## Start Data rows

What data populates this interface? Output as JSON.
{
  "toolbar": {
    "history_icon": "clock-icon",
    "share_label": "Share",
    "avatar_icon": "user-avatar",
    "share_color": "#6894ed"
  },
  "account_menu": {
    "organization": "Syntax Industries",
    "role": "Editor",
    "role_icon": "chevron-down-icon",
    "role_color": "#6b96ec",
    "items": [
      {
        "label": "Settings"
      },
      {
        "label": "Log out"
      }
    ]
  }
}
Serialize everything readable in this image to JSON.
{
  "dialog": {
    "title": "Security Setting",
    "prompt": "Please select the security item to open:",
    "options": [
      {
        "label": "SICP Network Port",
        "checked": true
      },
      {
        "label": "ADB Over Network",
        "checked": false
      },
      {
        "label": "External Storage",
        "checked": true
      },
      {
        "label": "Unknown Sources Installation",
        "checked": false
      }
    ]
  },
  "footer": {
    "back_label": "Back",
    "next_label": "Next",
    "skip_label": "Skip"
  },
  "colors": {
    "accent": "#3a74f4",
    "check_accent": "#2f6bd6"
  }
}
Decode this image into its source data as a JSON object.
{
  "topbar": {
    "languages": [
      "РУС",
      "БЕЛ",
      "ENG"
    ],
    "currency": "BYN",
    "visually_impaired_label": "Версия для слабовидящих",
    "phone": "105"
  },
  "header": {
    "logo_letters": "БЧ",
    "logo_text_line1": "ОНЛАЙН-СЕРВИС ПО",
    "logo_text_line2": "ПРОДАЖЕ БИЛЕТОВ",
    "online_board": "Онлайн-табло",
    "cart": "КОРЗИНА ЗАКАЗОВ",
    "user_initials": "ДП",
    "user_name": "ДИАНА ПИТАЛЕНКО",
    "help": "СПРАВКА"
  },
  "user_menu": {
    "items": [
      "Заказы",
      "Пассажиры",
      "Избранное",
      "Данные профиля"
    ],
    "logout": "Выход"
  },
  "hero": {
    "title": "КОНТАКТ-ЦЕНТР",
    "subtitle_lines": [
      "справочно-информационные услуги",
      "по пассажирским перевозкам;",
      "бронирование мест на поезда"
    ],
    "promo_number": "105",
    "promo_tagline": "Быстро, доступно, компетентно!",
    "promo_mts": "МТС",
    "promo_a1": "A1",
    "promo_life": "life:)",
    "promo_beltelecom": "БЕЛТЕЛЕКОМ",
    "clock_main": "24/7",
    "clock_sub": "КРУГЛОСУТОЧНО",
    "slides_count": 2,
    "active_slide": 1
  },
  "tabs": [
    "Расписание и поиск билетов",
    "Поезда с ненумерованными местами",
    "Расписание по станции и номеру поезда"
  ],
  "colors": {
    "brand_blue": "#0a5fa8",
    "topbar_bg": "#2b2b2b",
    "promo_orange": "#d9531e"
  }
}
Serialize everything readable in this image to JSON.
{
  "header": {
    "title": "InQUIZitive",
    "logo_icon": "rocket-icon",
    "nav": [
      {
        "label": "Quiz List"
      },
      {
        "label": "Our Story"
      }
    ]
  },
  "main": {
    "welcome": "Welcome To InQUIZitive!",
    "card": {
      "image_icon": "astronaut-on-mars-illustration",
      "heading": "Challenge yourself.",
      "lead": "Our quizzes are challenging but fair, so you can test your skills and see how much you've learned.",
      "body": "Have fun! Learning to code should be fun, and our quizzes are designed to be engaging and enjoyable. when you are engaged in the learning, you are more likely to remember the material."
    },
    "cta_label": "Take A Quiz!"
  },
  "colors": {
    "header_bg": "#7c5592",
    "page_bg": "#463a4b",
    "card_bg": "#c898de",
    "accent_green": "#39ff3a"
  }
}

## End Data rows

▶ **The task**:
Each entry above needs to be retyped exactly.

▶ **Response**:
What data populates this interface? Output as JSON.
{
  "toolbar": {
    "history_icon": "clock-icon",
    "share_label": "Share",
    "avatar_icon": "user-avatar",
    "share_color": "#6894ed"
  },
  "account_menu": {
    "organization": "Syntax Industries",
    "role": "Editor",
    "role_icon": "chevron-down-icon",
    "role_color": "#6b96ec",
    "items": [
      {
        "label": "Settings"
      },
      {
        "label": "Log out"
      }
    ]
  }
}
Serialize everything readable in this image to JSON.
{
  "dialog": {
    "title": "Security Setting",
    "prompt": "Please select the security item to open:",
    "options": [
      {
        "label": "SICP Network Port",
        "checked": true
      },
      {
        "label": "ADB Over Network",
        "checked": false
      },
      {
        "label": "External Storage",
        "checked": true
      },
      {
        "label": "Unknown Sources Installation",
        "checked": false
      }
    ]
  },
  "footer": {
    "back_label": "Back",
    "next_label": "Next",
    "skip_label": "Skip"
  },
  "colors": {
    "accent": "#3a74f4",
    "check_accent": "#2f6bd6"
  }
}
Decode this image into its source data as a JSON object.
{
  "topbar": {
    "languages": [
      "РУС",
      "БЕЛ",
      "ENG"
    ],
    "currency": "BYN",
    "visually_impaired_label": "Версия для слабовидящих",
    "phone": "105"
  },
  "header": {
    "logo_letters": "БЧ",
    "logo_text_line1": "ОНЛАЙН-СЕРВИС ПО",
    "logo_text_line2": "ПРОДАЖЕ БИЛЕТОВ",
    "online_board": "Онлайн-табло",
    "cart": "КОРЗИНА ЗАКАЗОВ",
    "user_initials": "ДП",
    "user_name": "ДИАНА ПИТАЛЕНКО",
    "help": "СПРАВКА"
  },
  "user_menu": {
    "items": [
      "Заказы",
      "Пассажиры",
      "Избранное",
      "Данные профиля"
    ],
    "logout": "Выход"
  },
  "hero": {
    "title": "КОНТАКТ-ЦЕНТР",
    "subtitle_lines": [
      "справочно-информационные услуги",
      "по пассажирским перевозкам;",
      "бронирование мест на поезда"
    ],
    "promo_number": "105",
    "promo_tagline": "Быстро, доступно, компетентно!",
    "promo_mts": "МТС",
    "promo_a1": "A1",
    "promo_life": "life:)",
    "promo_beltelecom": "БЕЛТЕЛЕКОМ",
    "clock_main": "24/7",
    "clock_sub": "КРУГЛОСУТОЧНО",
    "slides_count": 2,
    "active_slide": 1
  },
  "tabs": [
    "Расписание и поиск билетов",
    "Поезда с ненумерованными местами",
    "Расписание по станции и номеру поезда"
  ],
  "colors": {
    "brand_blue": "#0a5fa8",
    "topbar_bg": "#2b2b2b",
    "promo_orange": "#d9531e"
  }
}
Serialize everything readable in this image to JSON.
{
  "header": {
    "title": "InQUIZitive",
    "logo_icon": "rocket-icon",
    "nav": [
      {
        "label": "Quiz List"
      },
      {
        "label": "Our Story"
      }
    ]
  },
  "main": {
    "welcome": "Welcome To InQUIZitive!",
    "card": {
      "image_icon": "astronaut-on-mars-illustration",
      "heading": "Challenge yourself.",
      "lead": "Our quizzes are challenging but fair, so you can test your skills and see how much you've learned.",
      "body": "Have fun! Learning to code should be fun, and our quizzes are designed to be engaging and enjoyable. when you are engaged in the learning, you are more likely to remember the material."
    },
    "cta_label": "Take A Quiz!"
  },
  "colors": {
    "header_bg": "#7c5592",
    "page_bg": "#463a4b",
    "card_bg": "#c898de",
    "accent_green": "#39ff3a"
  }
}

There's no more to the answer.